**Stated task:** Pictures should be excluded; otherwise, copy every entry exactly.

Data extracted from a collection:
/---
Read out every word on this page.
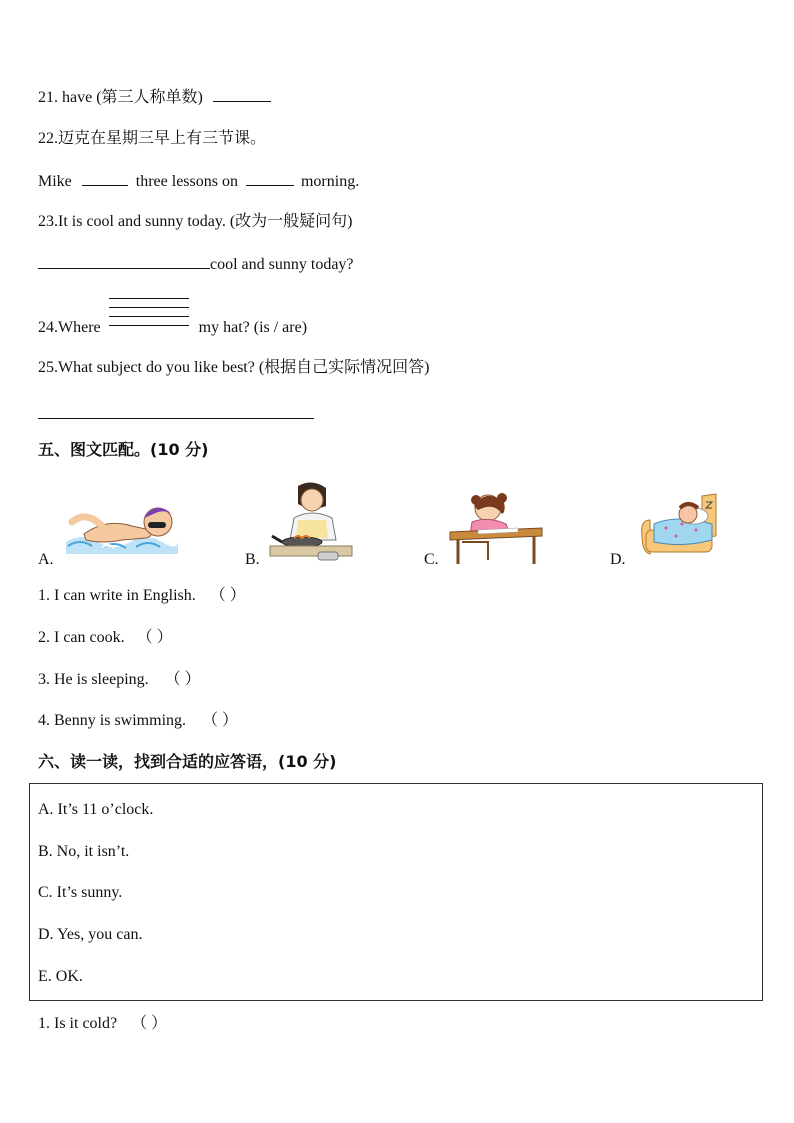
21. have (第三人称单数)
22.迈克在星期三早上有三节课。
Mike	three lessons on	morning.
23.It is cool and sunny today. (改为一般疑问句)
cool and sunny today?
24.Where	my hat? (is / are)
25.What subject do you like best? (根据自己实际情况回答)
五、图文匹配。(10 分)
A.	B.	C.	D.
1. I can write in English. （ ）
2. I can cook. （ ）
3. He is sleeping. （ ）
4. Benny is swimming. （ ）
六、读一读，找到合适的应答语，(10 分)
A. It’s 11 o’clock.
B. No, it isn’t.
C. It’s sunny.
D. Yes, you can.
E. OK.
1. Is it cold? （ ）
\---
**Written response:**
Read out every word on this page.
21. have (第三人称单数)
22.迈克在星期三早上有三节课。
Mike	three lessons on	morning.
23.It is cool and sunny today. (改为一般疑问句)
cool and sunny today?
24.Where	my hat? (is / are)
25.What subject do you like best? (根据自己实际情况回答)
五、图文匹配。(10 分)
A.	B.	C.	D.
1. I can write in English. （ ）
2. I can cook. （ ）
3. He is sleeping. （ ）
4. Benny is swimming. （ ）
六、读一读，找到合适的应答语，(10 分)
A. It’s 11 o’clock.
B. No, it isn’t.
C. It’s sunny.
D. Yes, you can.
E. OK.
1. Is it cold? （ ）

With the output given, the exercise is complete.